**** Given text

Fruit Flies Hold the Secret to Sleep: Medicine's Next Big Thing?

Margot Kim Image
Tuesday, September 20, 2016
Fruit Flies Hold the Secret to Sleep: Medicine?s Next Big Thing?
Researchers are studying the impact of sleep on insomniac fruit flies to see how they can help humans.

ST. LOUIS, Mo. (KFSN) -- We all know how much better we feel after a good night's sleep, but sleep is also key for staying healthy. If you don't get enough sleep, there's evidence that your brain activity changes. Researchers are studying the impact of sleep on insomniac fruit flies to see how they can help humans.

For 59-year old Deb Thum a simple game of dominoes with her mother, Lorie, is easier now than ever before.

For years, Thum struggled with sleep apnea, waking up every few minutes overnight. Sleep deprivation wrecked her focus.

Thum told Ivanhoe, "I just know I had to work harder than anybody else. People would say 'oh that only took me half an hour.' It would take me three hours."

********
**** Supplied information

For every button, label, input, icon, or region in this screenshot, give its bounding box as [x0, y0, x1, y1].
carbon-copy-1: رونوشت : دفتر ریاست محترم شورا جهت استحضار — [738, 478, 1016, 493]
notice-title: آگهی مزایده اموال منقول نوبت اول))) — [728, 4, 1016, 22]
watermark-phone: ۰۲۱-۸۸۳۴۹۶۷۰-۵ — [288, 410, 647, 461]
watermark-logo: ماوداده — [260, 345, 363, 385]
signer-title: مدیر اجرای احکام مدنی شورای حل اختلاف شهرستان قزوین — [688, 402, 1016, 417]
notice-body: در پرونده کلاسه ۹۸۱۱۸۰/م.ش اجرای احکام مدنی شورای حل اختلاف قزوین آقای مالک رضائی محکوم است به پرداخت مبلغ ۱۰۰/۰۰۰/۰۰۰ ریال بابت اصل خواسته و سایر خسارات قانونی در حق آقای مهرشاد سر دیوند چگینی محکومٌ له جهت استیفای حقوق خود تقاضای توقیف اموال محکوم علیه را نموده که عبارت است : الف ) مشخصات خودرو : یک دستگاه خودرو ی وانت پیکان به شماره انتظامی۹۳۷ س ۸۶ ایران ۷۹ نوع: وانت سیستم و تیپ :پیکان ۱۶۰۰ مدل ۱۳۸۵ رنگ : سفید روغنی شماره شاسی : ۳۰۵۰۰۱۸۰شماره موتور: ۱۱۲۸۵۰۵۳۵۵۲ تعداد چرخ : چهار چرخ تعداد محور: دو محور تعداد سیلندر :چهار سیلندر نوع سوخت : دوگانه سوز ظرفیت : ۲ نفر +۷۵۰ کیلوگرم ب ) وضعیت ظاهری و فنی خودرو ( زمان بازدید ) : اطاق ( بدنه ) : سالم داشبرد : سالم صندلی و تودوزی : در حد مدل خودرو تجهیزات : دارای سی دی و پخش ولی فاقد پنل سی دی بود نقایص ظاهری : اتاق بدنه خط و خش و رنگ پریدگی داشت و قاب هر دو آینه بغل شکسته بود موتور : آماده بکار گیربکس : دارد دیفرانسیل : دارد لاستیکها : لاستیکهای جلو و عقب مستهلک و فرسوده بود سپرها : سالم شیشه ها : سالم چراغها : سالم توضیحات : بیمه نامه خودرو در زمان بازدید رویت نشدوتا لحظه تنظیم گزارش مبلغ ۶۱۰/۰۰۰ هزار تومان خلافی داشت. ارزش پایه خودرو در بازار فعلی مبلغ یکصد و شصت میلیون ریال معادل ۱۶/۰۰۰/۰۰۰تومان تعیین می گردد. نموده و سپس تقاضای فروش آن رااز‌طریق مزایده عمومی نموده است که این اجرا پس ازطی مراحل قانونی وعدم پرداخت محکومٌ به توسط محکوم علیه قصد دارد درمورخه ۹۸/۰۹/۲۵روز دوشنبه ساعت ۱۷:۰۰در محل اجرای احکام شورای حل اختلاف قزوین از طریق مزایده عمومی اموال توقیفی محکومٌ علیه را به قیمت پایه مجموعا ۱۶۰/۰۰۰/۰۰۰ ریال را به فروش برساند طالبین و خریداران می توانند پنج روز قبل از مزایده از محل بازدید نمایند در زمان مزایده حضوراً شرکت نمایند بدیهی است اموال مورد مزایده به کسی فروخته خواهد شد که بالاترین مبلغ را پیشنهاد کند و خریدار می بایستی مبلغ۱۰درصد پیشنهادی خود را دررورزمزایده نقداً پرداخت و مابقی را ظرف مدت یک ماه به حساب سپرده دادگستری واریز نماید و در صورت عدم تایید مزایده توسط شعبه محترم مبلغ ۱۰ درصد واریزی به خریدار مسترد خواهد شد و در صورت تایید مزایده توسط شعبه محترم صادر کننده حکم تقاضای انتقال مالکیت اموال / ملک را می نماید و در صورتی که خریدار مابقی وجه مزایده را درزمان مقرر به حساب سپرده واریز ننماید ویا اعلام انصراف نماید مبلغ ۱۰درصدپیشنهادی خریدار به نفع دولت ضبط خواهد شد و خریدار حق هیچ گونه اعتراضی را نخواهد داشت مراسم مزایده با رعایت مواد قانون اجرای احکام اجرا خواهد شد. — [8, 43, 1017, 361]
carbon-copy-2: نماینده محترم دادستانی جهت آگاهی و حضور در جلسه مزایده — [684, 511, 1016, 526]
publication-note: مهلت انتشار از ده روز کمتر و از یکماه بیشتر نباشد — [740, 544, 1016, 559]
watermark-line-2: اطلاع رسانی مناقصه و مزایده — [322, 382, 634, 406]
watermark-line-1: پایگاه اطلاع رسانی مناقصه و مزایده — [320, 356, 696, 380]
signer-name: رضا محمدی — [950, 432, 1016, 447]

********

Using the information
1. In the article on fruit flies and sleep, restate the paragraph beginning "ST. LOUIS, Mo. (KFSN)" more concisely, keeping its main facts.
2. Reproduce the part of the article on fruit flies and sleep starting at "Fruit Flies Hold the Secret to Sleep: Medicine's" and ending at "Medicine?s Next Big Thing?".
3. According to the article on fruit flies and sleep, what condition did Deb Thum struggle with for years?
These lines play no part in the tasks.

Responses
1. Good sleep is key to staying healthy, and there is evidence that too little of it changes brain activity. Researchers are studying how sleep affects insomniac fruit flies to find ways to help humans.

2.
Fruit Flies Hold the Secret to Sleep: Medicine's Next Big Thing?

Margot Kim Image
Tuesday, September 20, 2016
Fruit Flies Hold the Secret to Sleep: Medicine?s Next Big Thing?

3. Sleep apnea.